--- What you should do ---
Present the following data again exactly as it is shown.

--- Data provided ---
--*--
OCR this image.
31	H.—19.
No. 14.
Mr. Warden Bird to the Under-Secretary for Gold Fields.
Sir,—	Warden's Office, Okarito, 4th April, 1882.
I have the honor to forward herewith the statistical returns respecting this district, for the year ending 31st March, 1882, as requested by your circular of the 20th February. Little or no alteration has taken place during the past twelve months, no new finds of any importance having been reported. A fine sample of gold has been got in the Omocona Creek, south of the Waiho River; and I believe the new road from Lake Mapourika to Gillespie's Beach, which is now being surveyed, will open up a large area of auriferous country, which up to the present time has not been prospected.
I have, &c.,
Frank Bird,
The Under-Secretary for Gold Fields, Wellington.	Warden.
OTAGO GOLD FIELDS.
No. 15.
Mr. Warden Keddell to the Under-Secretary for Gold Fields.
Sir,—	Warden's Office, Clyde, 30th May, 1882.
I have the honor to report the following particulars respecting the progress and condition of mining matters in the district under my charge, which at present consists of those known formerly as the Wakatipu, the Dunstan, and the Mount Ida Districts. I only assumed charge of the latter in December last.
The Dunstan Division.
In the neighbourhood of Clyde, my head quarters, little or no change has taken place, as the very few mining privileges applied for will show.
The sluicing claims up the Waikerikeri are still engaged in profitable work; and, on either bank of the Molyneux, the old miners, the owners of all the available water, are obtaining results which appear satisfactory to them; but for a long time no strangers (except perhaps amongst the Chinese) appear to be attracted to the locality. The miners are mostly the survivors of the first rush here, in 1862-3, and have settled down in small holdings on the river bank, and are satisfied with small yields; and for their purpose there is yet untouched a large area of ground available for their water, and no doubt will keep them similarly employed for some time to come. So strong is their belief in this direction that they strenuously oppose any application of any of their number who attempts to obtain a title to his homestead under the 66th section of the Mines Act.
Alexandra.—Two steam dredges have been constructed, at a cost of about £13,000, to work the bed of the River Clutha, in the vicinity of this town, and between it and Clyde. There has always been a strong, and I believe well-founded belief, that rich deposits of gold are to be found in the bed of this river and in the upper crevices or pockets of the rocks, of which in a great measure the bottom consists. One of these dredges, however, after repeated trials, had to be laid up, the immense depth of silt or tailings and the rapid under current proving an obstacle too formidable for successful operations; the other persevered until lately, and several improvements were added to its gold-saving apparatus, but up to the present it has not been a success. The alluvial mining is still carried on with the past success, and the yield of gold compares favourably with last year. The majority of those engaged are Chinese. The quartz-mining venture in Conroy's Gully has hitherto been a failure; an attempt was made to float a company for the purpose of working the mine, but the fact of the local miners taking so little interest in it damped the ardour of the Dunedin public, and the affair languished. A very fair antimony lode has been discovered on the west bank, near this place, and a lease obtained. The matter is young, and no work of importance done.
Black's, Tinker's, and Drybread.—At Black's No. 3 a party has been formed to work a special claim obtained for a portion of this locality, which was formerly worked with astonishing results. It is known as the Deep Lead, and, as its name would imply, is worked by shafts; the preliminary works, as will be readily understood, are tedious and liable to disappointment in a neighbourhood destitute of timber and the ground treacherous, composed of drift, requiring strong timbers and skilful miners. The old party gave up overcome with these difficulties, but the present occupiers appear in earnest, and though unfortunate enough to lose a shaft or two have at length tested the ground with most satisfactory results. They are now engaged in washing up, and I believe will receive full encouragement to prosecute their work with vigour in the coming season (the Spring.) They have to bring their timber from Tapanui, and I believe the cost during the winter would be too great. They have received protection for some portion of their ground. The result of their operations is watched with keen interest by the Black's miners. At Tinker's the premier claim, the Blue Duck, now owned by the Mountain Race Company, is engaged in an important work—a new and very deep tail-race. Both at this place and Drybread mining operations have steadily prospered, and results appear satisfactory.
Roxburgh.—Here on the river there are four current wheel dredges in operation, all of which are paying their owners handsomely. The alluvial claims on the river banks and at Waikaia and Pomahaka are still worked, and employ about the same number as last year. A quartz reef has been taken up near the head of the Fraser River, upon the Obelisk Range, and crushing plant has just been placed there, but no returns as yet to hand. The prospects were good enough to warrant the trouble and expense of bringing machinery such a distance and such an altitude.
--*--
--- Result of the task ---
OCR this image.
31	H.—19.
No. 14.
Mr. Warden Bird to the Under-Secretary for Gold Fields.
Sir,—	Warden's Office, Okarito, 4th April, 1882.
I have the honor to forward herewith the statistical returns respecting this district, for the year ending 31st March, 1882, as requested by your circular of the 20th February. Little or no alteration has taken place during the past twelve months, no new finds of any importance having been reported. A fine sample of gold has been got in the Omocona Creek, south of the Waiho River; and I believe the new road from Lake Mapourika to Gillespie's Beach, which is now being surveyed, will open up a large area of auriferous country, which up to the present time has not been prospected.
I have, &c.,
Frank Bird,
The Under-Secretary for Gold Fields, Wellington.	Warden.
OTAGO GOLD FIELDS.
No. 15.
Mr. Warden Keddell to the Under-Secretary for Gold Fields.
Sir,—	Warden's Office, Clyde, 30th May, 1882.
I have the honor to report the following particulars respecting the progress and condition of mining matters in the district under my charge, which at present consists of those known formerly as the Wakatipu, the Dunstan, and the Mount Ida Districts. I only assumed charge of the latter in December last.
The Dunstan Division.
In the neighbourhood of Clyde, my head quarters, little or no change has taken place, as the very few mining privileges applied for will show.
The sluicing claims up the Waikerikeri are still engaged in profitable work; and, on either bank of the Molyneux, the old miners, the owners of all the available water, are obtaining results which appear satisfactory to them; but for a long time no strangers (except perhaps amongst the Chinese) appear to be attracted to the locality. The miners are mostly the survivors of the first rush here, in 1862-3, and have settled down in small holdings on the river bank, and are satisfied with small yields; and for their purpose there is yet untouched a large area of ground available for their water, and no doubt will keep them similarly employed for some time to come. So strong is their belief in this direction that they strenuously oppose any application of any of their number who attempts to obtain a title to his homestead under the 66th section of the Mines Act.
Alexandra.—Two steam dredges have been constructed, at a cost of about £13,000, to work the bed of the River Clutha, in the vicinity of this town, and between it and Clyde. There has always been a strong, and I believe well-founded belief, that rich deposits of gold are to be found in the bed of this river and in the upper crevices or pockets of the rocks, of which in a great measure the bottom consists. One of these dredges, however, after repeated trials, had to be laid up, the immense depth of silt or tailings and the rapid under current proving an obstacle too formidable for successful operations; the other persevered until lately, and several improvements were added to its gold-saving apparatus, but up to the present it has not been a success. The alluvial mining is still carried on with the past success, and the yield of gold compares favourably with last year. The majority of those engaged are Chinese. The quartz-mining venture in Conroy's Gully has hitherto been a failure; an attempt was made to float a company for the purpose of working the mine, but the fact of the local miners taking so little interest in it damped the ardour of the Dunedin public, and the affair languished. A very fair antimony lode has been discovered on the west bank, near this place, and a lease obtained. The matter is young, and no work of importance done.
Black's, Tinker's, and Drybread.—At Black's No. 3 a party has been formed to work a special claim obtained for a portion of this locality, which was formerly worked with astonishing results. It is known as the Deep Lead, and, as its name would imply, is worked by shafts; the preliminary works, as will be readily understood, are tedious and liable to disappointment in a neighbourhood destitute of timber and the ground treacherous, composed of drift, requiring strong timbers and skilful miners. The old party gave up overcome with these difficulties, but the present occupiers appear in earnest, and though unfortunate enough to lose a shaft or two have at length tested the ground with most satisfactory results. They are now engaged in washing up, and I believe will receive full encouragement to prosecute their work with vigour in the coming season (the Spring.) They have to bring their timber from Tapanui, and I believe the cost during the winter would be too great. They have received protection for some portion of their ground. The result of their operations is watched with keen interest by the Black's miners. At Tinker's the premier claim, the Blue Duck, now owned by the Mountain Race Company, is engaged in an important work—a new and very deep tail-race. Both at this place and Drybread mining operations have steadily prospered, and results appear satisfactory.
Roxburgh.—Here on the river there are four current wheel dredges in operation, all of which are paying their owners handsomely. The alluvial claims on the river banks and at Waikaia and Pomahaka are still worked, and employ about the same number as last year. A quartz reef has been taken up near the head of the Fraser River, upon the Obelisk Range, and crushing plant has just been placed there, but no returns as yet to hand. The prospects were good enough to warrant the trouble and expense of bringing machinery such a distance and such an altitude.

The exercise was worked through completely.